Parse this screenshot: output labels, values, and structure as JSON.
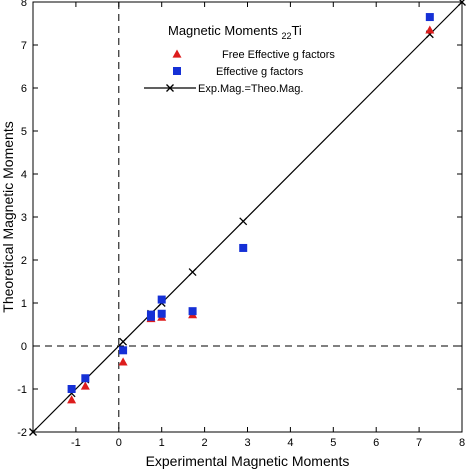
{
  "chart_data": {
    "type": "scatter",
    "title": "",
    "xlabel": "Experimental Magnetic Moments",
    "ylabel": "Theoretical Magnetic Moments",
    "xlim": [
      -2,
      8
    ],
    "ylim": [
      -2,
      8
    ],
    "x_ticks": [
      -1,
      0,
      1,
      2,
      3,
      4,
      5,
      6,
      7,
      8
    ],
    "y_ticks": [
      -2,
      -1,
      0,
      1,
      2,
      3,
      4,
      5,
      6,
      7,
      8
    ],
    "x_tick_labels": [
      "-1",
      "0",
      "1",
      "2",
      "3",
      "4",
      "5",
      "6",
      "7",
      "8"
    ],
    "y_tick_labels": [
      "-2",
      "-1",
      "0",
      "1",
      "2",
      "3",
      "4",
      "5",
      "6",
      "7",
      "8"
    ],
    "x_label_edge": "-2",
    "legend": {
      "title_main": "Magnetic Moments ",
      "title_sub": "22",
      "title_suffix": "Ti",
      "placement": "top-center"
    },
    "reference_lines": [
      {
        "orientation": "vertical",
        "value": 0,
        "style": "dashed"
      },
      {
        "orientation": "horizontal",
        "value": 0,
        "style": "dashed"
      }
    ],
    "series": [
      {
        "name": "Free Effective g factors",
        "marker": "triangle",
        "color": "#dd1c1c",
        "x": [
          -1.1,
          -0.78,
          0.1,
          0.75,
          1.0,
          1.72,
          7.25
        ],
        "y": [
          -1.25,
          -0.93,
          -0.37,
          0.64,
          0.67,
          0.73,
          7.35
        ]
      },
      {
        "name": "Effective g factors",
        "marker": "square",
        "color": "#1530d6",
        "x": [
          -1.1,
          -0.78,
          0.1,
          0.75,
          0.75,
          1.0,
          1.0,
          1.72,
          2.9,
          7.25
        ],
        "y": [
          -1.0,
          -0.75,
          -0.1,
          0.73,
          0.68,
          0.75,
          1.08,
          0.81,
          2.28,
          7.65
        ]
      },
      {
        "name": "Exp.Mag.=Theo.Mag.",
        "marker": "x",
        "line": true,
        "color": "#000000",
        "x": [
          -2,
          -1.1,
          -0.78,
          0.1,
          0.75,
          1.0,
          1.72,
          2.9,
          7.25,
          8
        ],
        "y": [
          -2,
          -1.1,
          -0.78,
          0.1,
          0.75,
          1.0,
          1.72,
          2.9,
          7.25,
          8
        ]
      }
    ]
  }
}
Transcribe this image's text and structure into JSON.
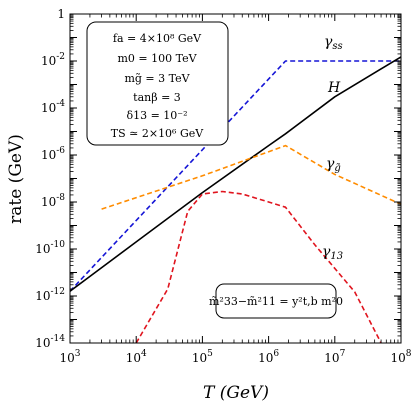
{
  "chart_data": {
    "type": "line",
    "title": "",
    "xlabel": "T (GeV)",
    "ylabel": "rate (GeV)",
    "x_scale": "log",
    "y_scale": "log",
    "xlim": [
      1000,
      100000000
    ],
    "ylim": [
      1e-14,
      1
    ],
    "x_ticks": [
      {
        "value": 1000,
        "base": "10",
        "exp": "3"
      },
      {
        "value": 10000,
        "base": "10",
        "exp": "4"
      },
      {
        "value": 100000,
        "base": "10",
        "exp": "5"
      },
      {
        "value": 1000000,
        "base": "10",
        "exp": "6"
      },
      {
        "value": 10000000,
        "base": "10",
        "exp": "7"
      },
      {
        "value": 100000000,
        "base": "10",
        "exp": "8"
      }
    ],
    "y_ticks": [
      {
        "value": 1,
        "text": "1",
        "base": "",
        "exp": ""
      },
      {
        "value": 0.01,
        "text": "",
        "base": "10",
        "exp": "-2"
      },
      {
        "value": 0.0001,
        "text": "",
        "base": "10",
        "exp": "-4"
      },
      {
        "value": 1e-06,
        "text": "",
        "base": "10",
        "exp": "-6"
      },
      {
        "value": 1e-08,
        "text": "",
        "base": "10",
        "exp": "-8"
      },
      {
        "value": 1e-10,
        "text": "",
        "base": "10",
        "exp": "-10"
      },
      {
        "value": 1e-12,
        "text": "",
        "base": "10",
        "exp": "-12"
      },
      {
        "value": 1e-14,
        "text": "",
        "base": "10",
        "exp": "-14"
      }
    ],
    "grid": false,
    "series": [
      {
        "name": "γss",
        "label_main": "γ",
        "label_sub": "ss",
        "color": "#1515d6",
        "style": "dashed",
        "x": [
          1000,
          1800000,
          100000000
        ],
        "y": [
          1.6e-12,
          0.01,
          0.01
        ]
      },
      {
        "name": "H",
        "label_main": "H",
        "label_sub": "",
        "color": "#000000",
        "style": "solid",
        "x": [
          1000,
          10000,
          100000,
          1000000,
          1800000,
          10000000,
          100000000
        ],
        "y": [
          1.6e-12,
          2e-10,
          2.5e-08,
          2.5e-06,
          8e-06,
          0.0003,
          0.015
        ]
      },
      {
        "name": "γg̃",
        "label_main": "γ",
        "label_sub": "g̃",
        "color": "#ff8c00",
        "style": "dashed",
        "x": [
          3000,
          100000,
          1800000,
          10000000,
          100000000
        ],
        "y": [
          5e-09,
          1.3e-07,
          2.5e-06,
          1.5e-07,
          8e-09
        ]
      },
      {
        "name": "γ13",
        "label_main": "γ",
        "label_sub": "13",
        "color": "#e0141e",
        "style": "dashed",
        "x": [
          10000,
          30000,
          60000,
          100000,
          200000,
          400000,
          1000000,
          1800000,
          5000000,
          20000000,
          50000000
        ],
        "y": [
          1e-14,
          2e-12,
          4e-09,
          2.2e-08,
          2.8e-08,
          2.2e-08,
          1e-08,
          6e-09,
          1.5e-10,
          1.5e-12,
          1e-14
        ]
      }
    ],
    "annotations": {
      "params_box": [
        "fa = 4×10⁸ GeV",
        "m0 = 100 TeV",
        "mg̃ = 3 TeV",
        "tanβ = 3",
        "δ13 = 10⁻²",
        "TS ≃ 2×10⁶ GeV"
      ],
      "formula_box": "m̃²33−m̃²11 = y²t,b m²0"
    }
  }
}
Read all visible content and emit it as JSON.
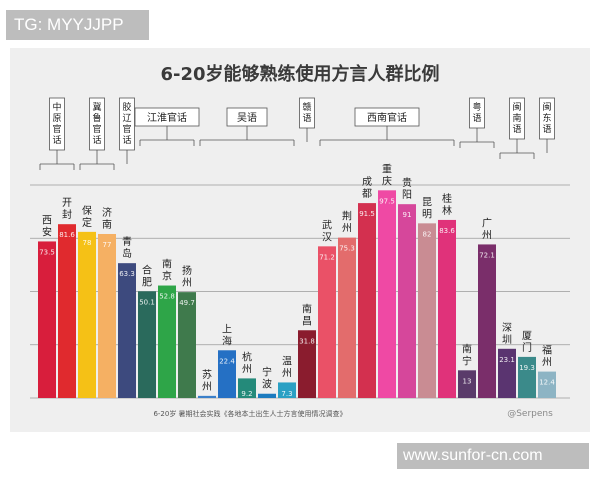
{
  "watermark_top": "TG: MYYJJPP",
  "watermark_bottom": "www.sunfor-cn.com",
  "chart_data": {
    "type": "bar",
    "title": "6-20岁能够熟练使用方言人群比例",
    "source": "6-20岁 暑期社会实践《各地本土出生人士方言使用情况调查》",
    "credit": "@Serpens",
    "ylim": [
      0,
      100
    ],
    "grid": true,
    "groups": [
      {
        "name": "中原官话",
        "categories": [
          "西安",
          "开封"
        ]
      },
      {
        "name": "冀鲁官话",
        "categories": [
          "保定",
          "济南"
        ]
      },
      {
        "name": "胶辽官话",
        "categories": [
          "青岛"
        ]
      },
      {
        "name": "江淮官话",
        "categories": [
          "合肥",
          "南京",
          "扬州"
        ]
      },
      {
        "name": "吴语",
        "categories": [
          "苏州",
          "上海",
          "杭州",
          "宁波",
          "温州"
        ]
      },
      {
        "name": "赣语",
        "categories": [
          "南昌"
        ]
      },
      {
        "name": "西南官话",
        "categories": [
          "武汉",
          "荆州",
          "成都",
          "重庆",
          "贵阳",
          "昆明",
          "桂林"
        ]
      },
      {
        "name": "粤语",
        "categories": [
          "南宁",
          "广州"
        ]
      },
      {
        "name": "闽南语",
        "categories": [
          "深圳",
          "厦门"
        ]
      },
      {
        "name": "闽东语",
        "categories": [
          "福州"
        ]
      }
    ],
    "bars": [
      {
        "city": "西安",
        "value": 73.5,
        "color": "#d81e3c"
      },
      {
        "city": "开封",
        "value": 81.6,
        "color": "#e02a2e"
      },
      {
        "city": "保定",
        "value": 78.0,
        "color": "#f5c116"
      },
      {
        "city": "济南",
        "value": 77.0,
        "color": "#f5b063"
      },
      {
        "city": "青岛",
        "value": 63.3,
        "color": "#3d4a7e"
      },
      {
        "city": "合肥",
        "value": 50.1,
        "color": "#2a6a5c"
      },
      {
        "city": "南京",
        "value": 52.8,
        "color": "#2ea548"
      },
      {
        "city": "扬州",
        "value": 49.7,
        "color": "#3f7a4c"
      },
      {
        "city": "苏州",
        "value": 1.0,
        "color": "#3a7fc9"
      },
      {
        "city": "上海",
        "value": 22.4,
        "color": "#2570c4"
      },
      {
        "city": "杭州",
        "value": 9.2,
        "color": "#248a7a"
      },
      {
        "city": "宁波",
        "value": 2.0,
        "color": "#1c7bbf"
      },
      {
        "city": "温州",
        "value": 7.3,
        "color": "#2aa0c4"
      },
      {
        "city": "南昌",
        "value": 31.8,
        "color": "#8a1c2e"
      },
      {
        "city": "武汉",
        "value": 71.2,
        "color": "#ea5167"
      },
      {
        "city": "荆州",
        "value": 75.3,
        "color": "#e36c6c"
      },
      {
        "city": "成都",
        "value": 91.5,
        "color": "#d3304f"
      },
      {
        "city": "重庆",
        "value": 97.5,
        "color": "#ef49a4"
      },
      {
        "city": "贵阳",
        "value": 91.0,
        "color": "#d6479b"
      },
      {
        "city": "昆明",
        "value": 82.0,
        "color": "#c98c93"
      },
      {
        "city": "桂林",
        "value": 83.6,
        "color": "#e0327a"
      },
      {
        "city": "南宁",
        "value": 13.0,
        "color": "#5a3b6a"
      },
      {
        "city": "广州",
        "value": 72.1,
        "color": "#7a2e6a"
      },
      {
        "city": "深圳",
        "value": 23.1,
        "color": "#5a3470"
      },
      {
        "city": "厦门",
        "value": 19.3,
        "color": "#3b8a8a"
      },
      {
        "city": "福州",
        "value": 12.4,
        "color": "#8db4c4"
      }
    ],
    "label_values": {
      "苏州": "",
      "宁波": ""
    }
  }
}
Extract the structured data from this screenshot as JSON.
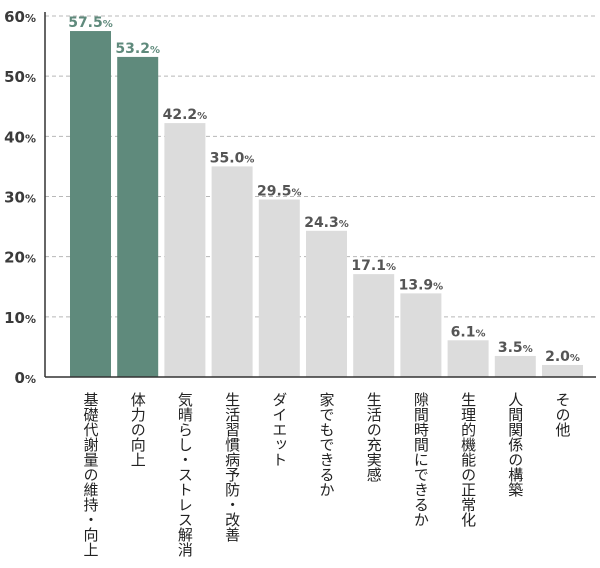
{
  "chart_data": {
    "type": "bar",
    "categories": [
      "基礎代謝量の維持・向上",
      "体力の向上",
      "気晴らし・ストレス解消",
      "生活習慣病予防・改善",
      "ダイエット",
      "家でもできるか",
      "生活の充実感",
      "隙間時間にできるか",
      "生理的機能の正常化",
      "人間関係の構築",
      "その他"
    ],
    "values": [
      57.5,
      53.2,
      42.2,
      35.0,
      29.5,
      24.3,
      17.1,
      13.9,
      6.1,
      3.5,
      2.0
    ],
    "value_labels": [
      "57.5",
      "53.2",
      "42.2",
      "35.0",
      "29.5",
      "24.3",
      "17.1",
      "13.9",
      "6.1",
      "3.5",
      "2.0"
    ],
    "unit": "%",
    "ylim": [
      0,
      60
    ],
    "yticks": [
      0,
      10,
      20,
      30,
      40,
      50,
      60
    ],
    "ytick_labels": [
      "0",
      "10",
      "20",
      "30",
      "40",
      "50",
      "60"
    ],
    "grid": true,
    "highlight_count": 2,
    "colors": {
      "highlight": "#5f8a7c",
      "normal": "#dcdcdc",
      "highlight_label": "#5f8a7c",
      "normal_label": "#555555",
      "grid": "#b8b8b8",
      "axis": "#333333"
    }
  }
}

Short task
Report only how many lines in the entries contain "Moments".

Task output
3